(Exercise description)
No images are to be carried over; print all other material exactly as it stands.
[begin Excerpted records]
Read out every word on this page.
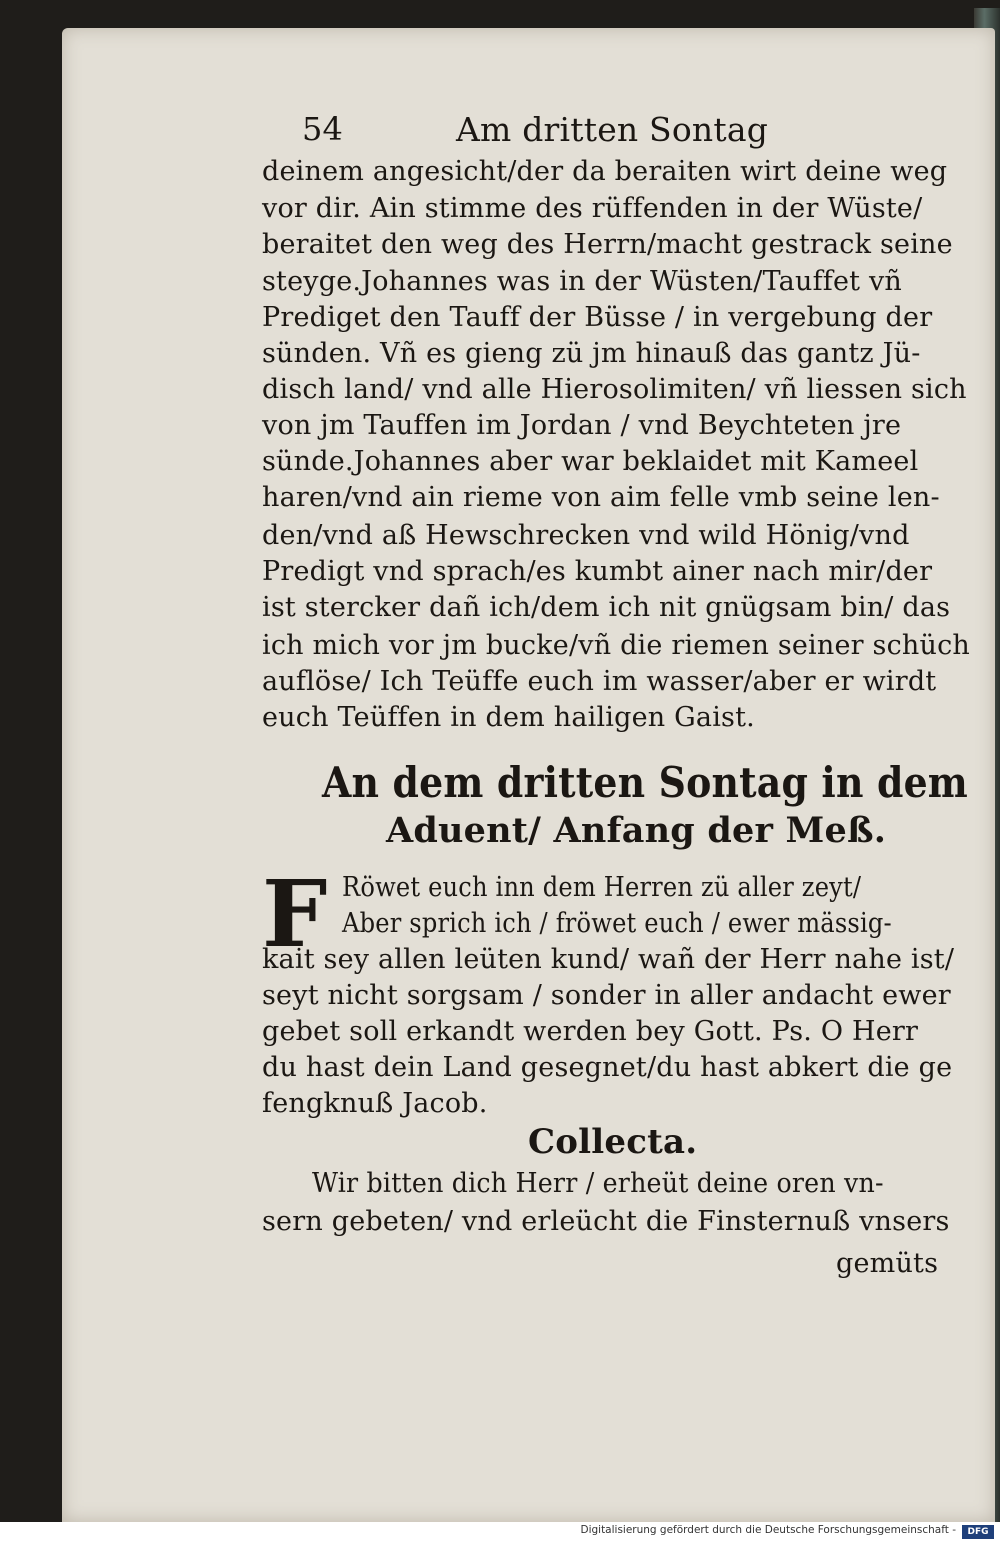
54	Am dritten Sontag
deinem angesicht/der da beraiten wirt deine weg
vor dir. Ain stimme des rüffenden in der Wüste/
beraitet den weg des Herrn/macht gestrack seine
steyge.Johannes was in der Wüsten/Tauffet vñ
Prediget den Tauff der Büsse / in vergebung der
sünden. Vñ es gieng zü jm hinauß das gantz Jü-
disch land/ vnd alle Hierosolimiten/ vñ liessen sich
von jm Tauffen im Jordan / vnd Beychteten jre
sünde.Johannes aber war beklaidet mit Kameel
haren/vnd ain rieme von aim felle vmb seine len-
den/vnd aß Hewschrecken vnd wild Hönig/vnd
Predigt vnd sprach/es kumbt ainer nach mir/der
ist stercker dañ ich/dem ich nit gnügsam bin/ das
ich mich vor jm bucke/vñ die riemen seiner schüch
auflöse/ Ich Teüffe euch im wasser/aber er wirdt
euch Teüffen in dem hailigen Gaist.
An dem dritten Sontag in dem
Aduent/ Anfang der Meß.
F Röwet euch inn dem Herren zü aller zeyt/
Aber sprich ich / fröwet euch / ewer mässig-
kait sey allen leüten kund/ wañ der Herr nahe ist/
seyt nicht sorgsam / sonder in aller andacht ewer
gebet soll erkandt werden bey Gott. Ps. O Herr
du hast dein Land gesegnet/du hast abkert die ge
fengknuß Jacob.
Collecta.
Wir bitten dich Herr / erheüt deine oren vn-
sern gebeten/ vnd erleücht die Finsternuß vnsers
gemüts
Digitalisierung gefördert durch die Deutsche Forschungsgemeinschaft -	DFG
[end Excerpted records]
(Output of the task)
Read out every word on this page.
54	Am dritten Sontag
deinem angesicht/der da beraiten wirt deine weg
vor dir. Ain stimme des rüffenden in der Wüste/
beraitet den weg des Herrn/macht gestrack seine
steyge.Johannes was in der Wüsten/Tauffet vñ
Prediget den Tauff der Büsse / in vergebung der
sünden. Vñ es gieng zü jm hinauß das gantz Jü-
disch land/ vnd alle Hierosolimiten/ vñ liessen sich
von jm Tauffen im Jordan / vnd Beychteten jre
sünde.Johannes aber war beklaidet mit Kameel
haren/vnd ain rieme von aim felle vmb seine len-
den/vnd aß Hewschrecken vnd wild Hönig/vnd
Predigt vnd sprach/es kumbt ainer nach mir/der
ist stercker dañ ich/dem ich nit gnügsam bin/ das
ich mich vor jm bucke/vñ die riemen seiner schüch
auflöse/ Ich Teüffe euch im wasser/aber er wirdt
euch Teüffen in dem hailigen Gaist.
An dem dritten Sontag in dem
Aduent/ Anfang der Meß.
F Röwet euch inn dem Herren zü aller zeyt/
Aber sprich ich / fröwet euch / ewer mässig-
kait sey allen leüten kund/ wañ der Herr nahe ist/
seyt nicht sorgsam / sonder in aller andacht ewer
gebet soll erkandt werden bey Gott. Ps. O Herr
du hast dein Land gesegnet/du hast abkert die ge
fengknuß Jacob.
Collecta.
Wir bitten dich Herr / erheüt deine oren vn-
sern gebeten/ vnd erleücht die Finsternuß vnsers
gemüts
Digitalisierung gefördert durch die Deutsche Forschungsgemeinschaft -	DFG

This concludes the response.